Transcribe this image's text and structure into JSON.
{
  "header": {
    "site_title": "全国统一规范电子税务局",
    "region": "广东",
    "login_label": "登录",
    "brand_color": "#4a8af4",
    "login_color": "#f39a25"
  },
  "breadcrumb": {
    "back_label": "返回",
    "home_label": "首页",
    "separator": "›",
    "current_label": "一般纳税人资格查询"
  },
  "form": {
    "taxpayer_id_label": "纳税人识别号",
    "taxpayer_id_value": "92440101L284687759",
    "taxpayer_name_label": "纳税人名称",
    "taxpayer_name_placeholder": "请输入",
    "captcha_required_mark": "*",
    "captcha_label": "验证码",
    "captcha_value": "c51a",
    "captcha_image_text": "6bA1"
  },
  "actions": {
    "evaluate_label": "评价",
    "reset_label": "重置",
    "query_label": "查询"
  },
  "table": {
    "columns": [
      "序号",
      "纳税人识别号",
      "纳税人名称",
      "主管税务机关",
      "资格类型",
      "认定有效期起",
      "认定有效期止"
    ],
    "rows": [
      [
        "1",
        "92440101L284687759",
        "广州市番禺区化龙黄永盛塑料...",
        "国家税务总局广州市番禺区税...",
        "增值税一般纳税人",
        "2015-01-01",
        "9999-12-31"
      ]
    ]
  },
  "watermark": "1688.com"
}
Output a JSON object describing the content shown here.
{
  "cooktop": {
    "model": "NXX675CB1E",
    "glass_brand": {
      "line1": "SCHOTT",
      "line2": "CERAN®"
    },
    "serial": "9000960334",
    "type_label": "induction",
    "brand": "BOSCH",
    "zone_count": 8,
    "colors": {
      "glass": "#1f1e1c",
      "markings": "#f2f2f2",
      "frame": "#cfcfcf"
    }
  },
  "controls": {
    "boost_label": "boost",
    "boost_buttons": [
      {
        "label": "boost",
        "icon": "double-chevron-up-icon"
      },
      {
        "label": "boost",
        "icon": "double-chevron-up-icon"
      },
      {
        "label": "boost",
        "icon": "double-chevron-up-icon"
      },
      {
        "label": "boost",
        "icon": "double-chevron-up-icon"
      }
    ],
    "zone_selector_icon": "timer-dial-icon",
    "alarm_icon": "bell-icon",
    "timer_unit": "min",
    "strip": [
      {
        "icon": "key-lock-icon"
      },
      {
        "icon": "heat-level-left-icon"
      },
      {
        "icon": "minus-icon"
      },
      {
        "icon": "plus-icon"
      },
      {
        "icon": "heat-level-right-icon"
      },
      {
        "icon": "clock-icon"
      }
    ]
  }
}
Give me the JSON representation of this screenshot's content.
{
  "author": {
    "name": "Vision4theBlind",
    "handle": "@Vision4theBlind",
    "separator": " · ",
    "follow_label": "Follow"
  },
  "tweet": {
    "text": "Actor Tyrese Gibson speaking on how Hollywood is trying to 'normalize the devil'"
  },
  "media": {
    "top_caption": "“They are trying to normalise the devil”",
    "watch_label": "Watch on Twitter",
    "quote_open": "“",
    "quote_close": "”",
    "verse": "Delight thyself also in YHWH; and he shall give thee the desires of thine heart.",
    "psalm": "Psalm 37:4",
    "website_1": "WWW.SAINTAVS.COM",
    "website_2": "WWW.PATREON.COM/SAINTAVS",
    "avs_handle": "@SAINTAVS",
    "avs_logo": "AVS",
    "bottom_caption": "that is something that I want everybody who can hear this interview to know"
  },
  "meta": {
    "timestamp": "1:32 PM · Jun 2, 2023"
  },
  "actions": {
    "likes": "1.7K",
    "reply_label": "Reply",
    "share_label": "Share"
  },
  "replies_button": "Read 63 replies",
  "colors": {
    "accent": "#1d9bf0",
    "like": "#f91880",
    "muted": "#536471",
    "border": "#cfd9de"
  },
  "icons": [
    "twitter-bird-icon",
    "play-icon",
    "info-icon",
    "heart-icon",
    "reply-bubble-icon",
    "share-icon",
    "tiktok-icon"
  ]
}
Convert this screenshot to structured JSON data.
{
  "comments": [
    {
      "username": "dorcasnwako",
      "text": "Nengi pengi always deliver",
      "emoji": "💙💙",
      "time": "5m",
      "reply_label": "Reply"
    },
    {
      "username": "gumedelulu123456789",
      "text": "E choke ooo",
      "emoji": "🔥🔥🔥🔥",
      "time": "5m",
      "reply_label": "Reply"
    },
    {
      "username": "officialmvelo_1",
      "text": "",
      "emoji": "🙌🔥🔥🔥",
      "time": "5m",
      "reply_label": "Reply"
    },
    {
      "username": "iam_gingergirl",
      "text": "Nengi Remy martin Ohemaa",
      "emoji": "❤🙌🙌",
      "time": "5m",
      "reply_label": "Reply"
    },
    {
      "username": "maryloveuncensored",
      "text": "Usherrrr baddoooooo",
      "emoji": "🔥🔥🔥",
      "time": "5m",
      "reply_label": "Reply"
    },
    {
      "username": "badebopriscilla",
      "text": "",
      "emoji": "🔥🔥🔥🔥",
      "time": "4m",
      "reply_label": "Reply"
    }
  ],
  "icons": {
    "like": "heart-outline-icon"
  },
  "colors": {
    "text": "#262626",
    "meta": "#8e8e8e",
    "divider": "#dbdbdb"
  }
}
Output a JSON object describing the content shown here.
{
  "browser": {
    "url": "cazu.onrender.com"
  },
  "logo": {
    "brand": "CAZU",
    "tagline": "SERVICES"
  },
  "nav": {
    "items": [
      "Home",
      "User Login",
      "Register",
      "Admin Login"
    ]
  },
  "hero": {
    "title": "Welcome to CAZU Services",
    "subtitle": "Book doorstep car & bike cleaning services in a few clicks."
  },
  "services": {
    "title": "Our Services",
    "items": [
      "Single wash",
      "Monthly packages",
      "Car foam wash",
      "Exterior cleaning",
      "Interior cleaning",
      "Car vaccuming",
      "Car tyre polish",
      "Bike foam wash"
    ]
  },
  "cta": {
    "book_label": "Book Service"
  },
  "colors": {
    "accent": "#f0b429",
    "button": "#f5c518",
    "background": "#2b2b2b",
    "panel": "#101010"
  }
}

=-=-=-=-=

_What you have to do_
Every line above that contains the word "trying" should be reported.

_Task response_
    "text": "Actor Tyrese Gibson speaking on how Hollywood is trying to 'normalize the devil'"
    "top_caption": "“They are trying to normalise the devil”",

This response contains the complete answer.